Dataset items:
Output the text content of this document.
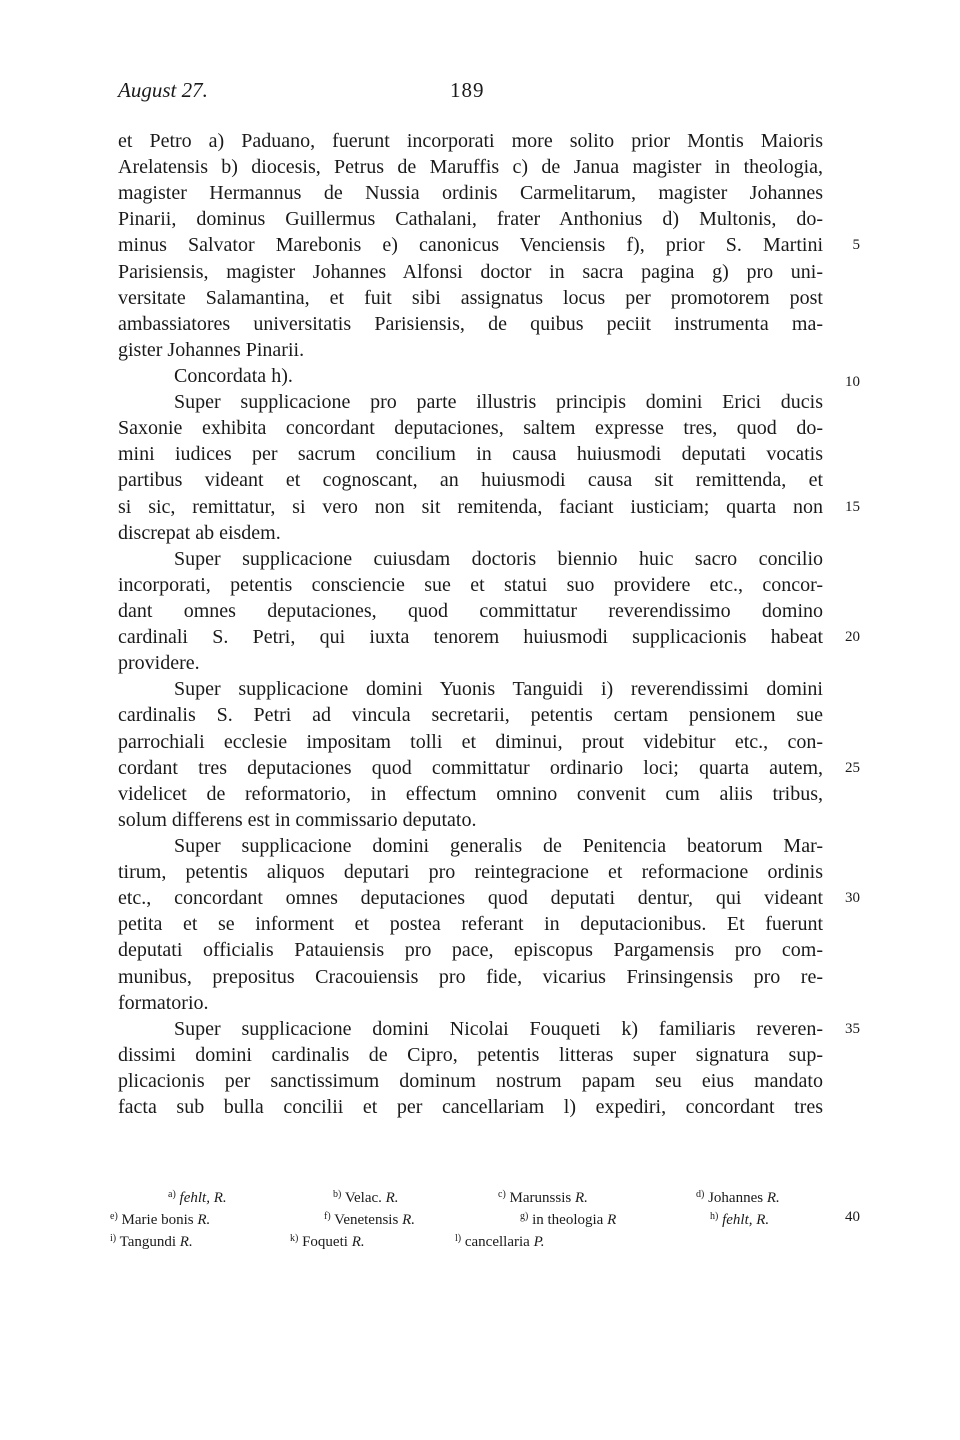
August 27.	189
et Petro a) Paduano, fuerunt incorporati more solito prior Montis Maioris
Arelatensis b) diocesis, Petrus de Maruffis c) de Janua magister in theologia,
magister Hermannus de Nussia ordinis Carmelitarum, magister Johannes
Pinarii, dominus Guillermus Cathalani, frater Anthonius d) Multonis, do-
minus Salvator Marebonis e) canonicus Venciensis f), prior S. Martini	5
Parisiensis, magister Johannes Alfonsi doctor in sacra pagina g) pro uni-
versitate Salamantina, et fuit sibi assignatus locus per promotorem post
ambassiatores universitatis Parisiensis, de quibus peciit instrumenta ma-
gister Johannes Pinarii.
Concordata h).	10
Super supplicacione pro parte illustris principis domini Erici ducis
Saxonie exhibita concordant deputaciones, saltem expresse tres, quod do-
mini iudices per sacrum concilium in causa huiusmodi deputati vocatis
partibus videant et cognoscant, an huiusmodi causa sit remittenda, et
si sic, remittatur, si vero non sit remitenda, faciant iusticiam; quarta non	15
discrepat ab eisdem.
Super supplicacione cuiusdam doctoris biennio huic sacro concilio
incorporati, petentis consciencie sue et statui suo providere etc., concor-
dant omnes deputaciones, quod committatur reverendissimo domino
cardinali S. Petri, qui iuxta tenorem huiusmodi supplicacionis habeat	20
providere.
Super supplicacione domini Yuonis Tanguidi i) reverendissimi domini
cardinalis S. Petri ad vincula secretarii, petentis certam pensionem sue
parrochiali ecclesie impositam tolli et diminui, prout videbitur etc., con-
cordant tres deputaciones quod committatur ordinario loci; quarta autem,	25
videlicet de reformatorio, in effectum omnino convenit cum aliis tribus,
solum differens est in commissario deputato.
Super supplicacione domini generalis de Penitencia beatorum Mar-
tirum, petentis aliquos deputari pro reintegracione et reformacione ordinis
etc., concordant omnes deputaciones quod deputati dentur, qui videant	30
petita et se informent et postea referant in deputacionibus. Et fuerunt
deputati officialis Patauiensis pro pace, episcopus Pargamensis pro com-
munibus, prepositus Cracouiensis pro fide, vicarius Frinsingensis pro re-
formatorio.
Super supplicacione domini Nicolai Fouqueti k) familiaris reveren-	35
dissimi domini cardinalis de Cipro, petentis litteras super signatura sup-
plicacionis per sanctissimum dominum nostrum papam seu eius mandato
facta sub bulla concilii et per cancellariam l) expediri, concordant tres
$^{a)}$ fehlt, R.	$^{b)}$ Velac. R.	$^{c)}$ Marunssis R.	$^{d)}$ Johannes R.
$^{e)}$ Marie bonis R.	$^{f)}$ Venetensis R.	$^{g)}$ in theologia R	$^{h)}$ fehlt, R.	40
$^{i)}$ Tangundi R.	$^{k)}$ Foqueti R.	$^{l)}$ cancellaria P.
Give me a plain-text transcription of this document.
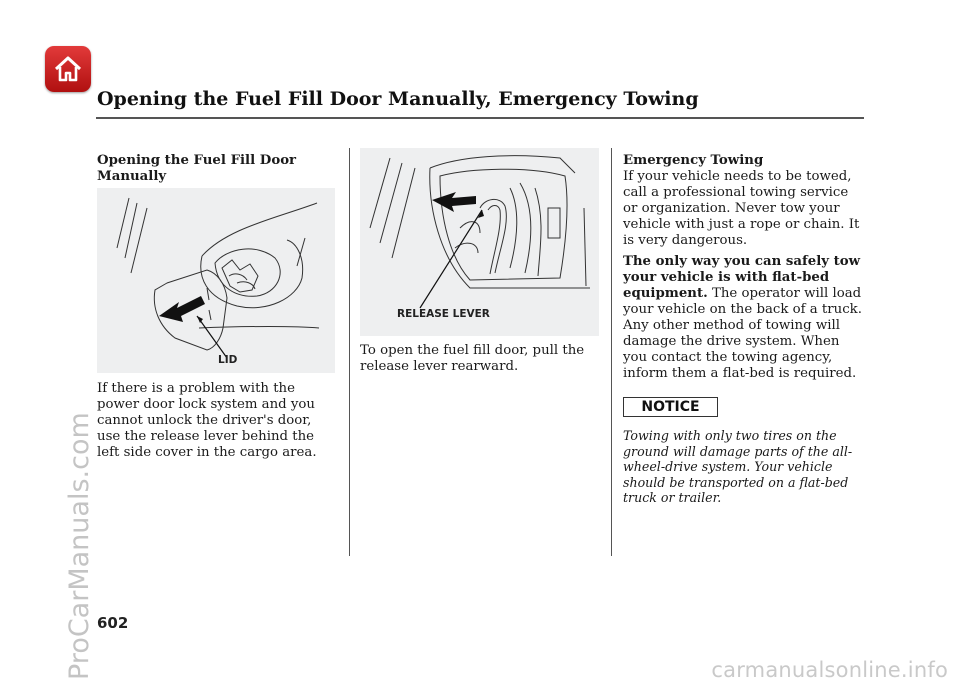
ProCarManuals.com
Opening the Fuel Fill Door Manually, Emergency Towing
Opening the Fuel Fill Door Manually
LID
If there is a problem with the power door lock system and you cannot unlock the driver's door, use the release lever behind the left side cover in the cargo area.
RELEASE LEVER
To open the fuel fill door, pull the release lever rearward.
Emergency Towing
If your vehicle needs to be towed, call a professional towing service or organization. Never tow your vehicle with just a rope or chain. It is very dangerous.
The only way you can safely tow your vehicle is with flat-bed equipment. The operator will load your vehicle on the back of a truck. Any other method of towing will damage the drive system. When you contact the towing agency, inform them a flat-bed is required.
NOTICE
Towing with only two tires on the ground will damage parts of the all-wheel-drive system. Your vehicle should be transported on a flat-bed truck or trailer.
602
carmanualsonline.info
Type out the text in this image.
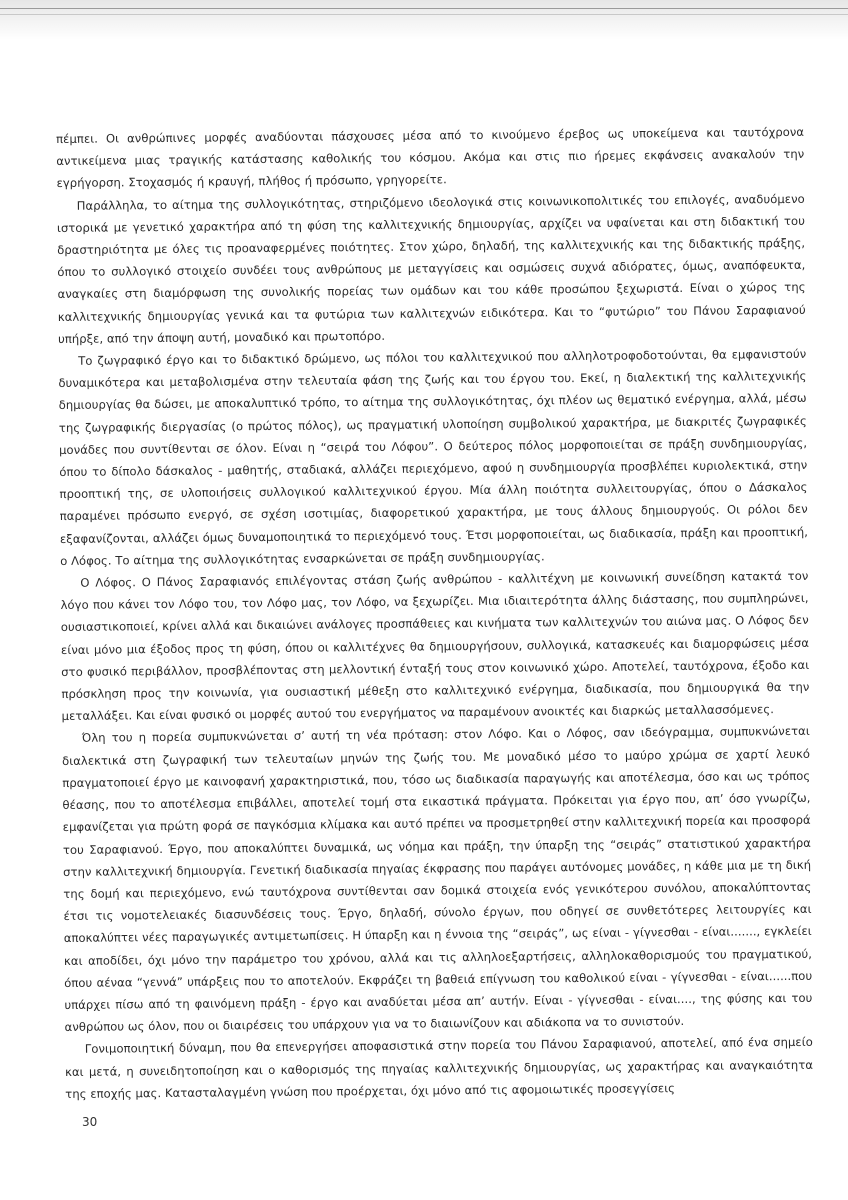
πέμπει. Οι ανθρώπινες μορφές αναδύονται πάσχουσες μέσα από το κινούμενο έρεβος ως υποκείμενα και ταυτόχρονα αντικείμενα μιας τραγικής κατάστασης καθολικής του κόσμου. Ακόμα και στις πιο ήρεμες εκφάνσεις ανακαλούν την εγρήγορση. Στοχασμός ή κραυγή, πλήθος ή πρόσωπο, γρηγορείτε.

Παράλληλα, το αίτημα της συλλογικότητας, στηριζόμενο ιδεολογικά στις κοινωνικοπολιτικές του επιλογές, αναδυόμενο ιστορικά με γενετικό χαρακτήρα από τη φύση της καλλιτεχνικής δημιουργίας, αρχίζει να υφαίνεται και στη διδακτική του δραστηριότητα με όλες τις προαναφερμένες ποιότητες. Στον χώρο, δηλαδή, της καλλιτεχνικής και της διδακτικής πράξης, όπου το συλλογικό στοιχείο συνδέει τους ανθρώπους με μεταγγίσεις και οσμώσεις συχνά αδιόρατες, όμως, αναπόφευκτα, αναγκαίες στη διαμόρφωση της συνολικής πορείας των ομάδων και του κάθε προσώπου ξεχωριστά. Είναι ο χώρος της καλλιτεχνικής δημιουργίας γενικά και τα φυτώρια των καλλιτεχνών ειδικότερα. Και το “φυτώριο” του Πάνου Σαραφιανού υπήρξε, από την άποψη αυτή, μοναδικό και πρωτοπόρο.

Το ζωγραφικό έργο και το διδακτικό δρώμενο, ως πόλοι του καλλιτεχνικού που αλληλοτροφοδοτούνται, θα εμφανιστούν δυναμικότερα και μεταβολισμένα στην τελευταία φάση της ζωής και του έργου του. Εκεί, η διαλεκτική της καλλιτεχνικής δημιουργίας θα δώσει, με αποκαλυπτικό τρόπο, το αίτημα της συλλογικότητας, όχι πλέον ως θεματικό ενέργημα, αλλά, μέσω της ζωγραφικής διεργασίας (ο πρώτος πόλος), ως πραγματική υλοποίηση συμβολικού χαρακτήρα, με διακριτές ζωγραφικές μονάδες που συντίθενται σε όλον. Είναι η “σειρά του Λόφου”. Ο δεύτερος πόλος μορφοποιείται σε πράξη συνδημιουργίας, όπου το δίπολο δάσκαλος - μαθητής, σταδιακά, αλλάζει περιεχόμενο, αφού η συνδημιουργία προσβλέπει κυριολεκτικά, στην προοπτική της, σε υλοποιήσεις συλλογικού καλλιτεχνικού έργου. Μία άλλη ποιότητα συλλειτουργίας, όπου ο Δάσκαλος παραμένει πρόσωπο ενεργό, σε σχέση ισοτιμίας, διαφορετικού χαρακτήρα, με τους άλλους δημιουργούς. Οι ρόλοι δεν εξαφανίζονται, αλλάζει όμως δυναμοποιητικά το περιεχόμενό τους. Έτσι μορφοποιείται, ως διαδικασία, πράξη και προοπτική, ο Λόφος. Το αίτημα της συλλογικότητας ενσαρκώνεται σε πράξη συνδημιουργίας.

Ο Λόφος. Ο Πάνος Σαραφιανός επιλέγοντας στάση ζωής ανθρώπου - καλλιτέχνη με κοινωνική συνείδηση κατακτά τον λόγο που κάνει τον Λόφο του, τον Λόφο μας, τον Λόφο, να ξεχωρίζει. Μια ιδιαιτερότητα άλλης διάστασης, που συμπληρώνει, ουσιαστικοποιεί, κρίνει αλλά και δικαιώνει ανάλογες προσπάθειες και κινήματα των καλλιτεχνών του αιώνα μας. Ο Λόφος δεν είναι μόνο μια έξοδος προς τη φύση, όπου οι καλλιτέχνες θα δημιουργήσουν, συλλογικά, κατασκευές και διαμορφώσεις μέσα στο φυσικό περιβάλλον, προσβλέποντας στη μελλοντική ένταξή τους στον κοινωνικό χώρο. Αποτελεί, ταυτόχρονα, έξοδο και πρόσκληση προς την κοινωνία, για ουσιαστική μέθεξη στο καλλιτεχνικό ενέργημα, διαδικασία, που δημιουργικά θα την μεταλλάξει. Και είναι φυσικό οι μορφές αυτού του ενεργήματος να παραμένουν ανοικτές και διαρκώς μεταλλασσόμενες.

Όλη του η πορεία συμπυκνώνεται σ’ αυτή τη νέα πρόταση: στον Λόφο. Και ο Λόφος, σαν ιδεόγραμμα, συμπυκνώνεται διαλεκτικά στη ζωγραφική των τελευταίων μηνών της ζωής του. Με μοναδικό μέσο το μαύρο χρώμα σε χαρτί λευκό πραγματοποιεί έργο με καινοφανή χαρακτηριστικά, που, τόσο ως διαδικασία παραγωγής και αποτέλεσμα, όσο και ως τρόπος θέασης, που το αποτέλεσμα επιβάλλει, αποτελεί τομή στα εικαστικά πράγματα. Πρόκειται για έργο που, απ’ όσο γνωρίζω, εμφανίζεται για πρώτη φορά σε παγκόσμια κλίμακα και αυτό πρέπει να προσμετρηθεί στην καλλιτεχνική πορεία και προσφορά του Σαραφιανού. Έργο, που αποκαλύπτει δυναμικά, ως νόημα και πράξη, την ύπαρξη της “σειράς” στατιστικού χαρακτήρα στην καλλιτεχνική δημιουργία. Γενετική διαδικασία πηγαίας έκφρασης που παράγει αυτόνομες μονάδες, η κάθε μια με τη δική της δομή και περιεχόμενο, ενώ ταυτόχρονα συντίθενται σαν δομικά στοιχεία ενός γενικότερου συνόλου, αποκαλύπτοντας έτσι τις νομοτελειακές διασυνδέσεις τους. Έργο, δηλαδή, σύνολο έργων, που οδηγεί σε συνθετότερες λειτουργίες και αποκαλύπτει νέες παραγωγικές αντιμετωπίσεις. Η ύπαρξη και η έννοια της “σειράς”, ως είναι - γίγνεσθαι - είναι......., εγκλείει και αποδίδει, όχι μόνο την παράμετρο του χρόνου, αλλά και τις αλληλοεξαρτήσεις, αλληλοκαθορισμούς του πραγματικού, όπου αέναα “γεννά” υπάρξεις που το αποτελούν. Εκφράζει τη βαθειά επίγνωση του καθολικού είναι - γίγνεσθαι - είναι......που υπάρχει πίσω από τη φαινόμενη πράξη - έργο και αναδύεται μέσα απ’ αυτήν. Είναι - γίγνεσθαι - είναι...., της φύσης και του ανθρώπου ως όλον, που οι διαιρέσεις του υπάρχουν για να το διαιωνίζουν και αδιάκοπα να το συνιστούν.

Γονιμοποιητική δύναμη, που θα επενεργήσει αποφασιστικά στην πορεία του Πάνου Σαραφιανού, αποτελεί, από ένα σημείο και μετά, η συνειδητοποίηση και ο καθορισμός της πηγαίας καλλιτεχνικής δημιουργίας, ως χαρακτήρας και αναγκαιότητα της εποχής μας. Κατασταλαγμένη γνώση που προέρχεται, όχι μόνο από τις αφομοιωτικές προσεγγίσεις

30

Exercise description =>
Which lines include the word "petentis"? Copy every one of them.

Exercise response =>
incorporati, petentis consciencie sue et statui suo providere etc., concor-
cardinalis S. Petri ad vincula secretarii, petentis certam pensionem sue
tirum, petentis aliquos deputari pro reintegracione et reformacione ordinis
dissimi domini cardinalis de Cipro, petentis litteras super signatura sup-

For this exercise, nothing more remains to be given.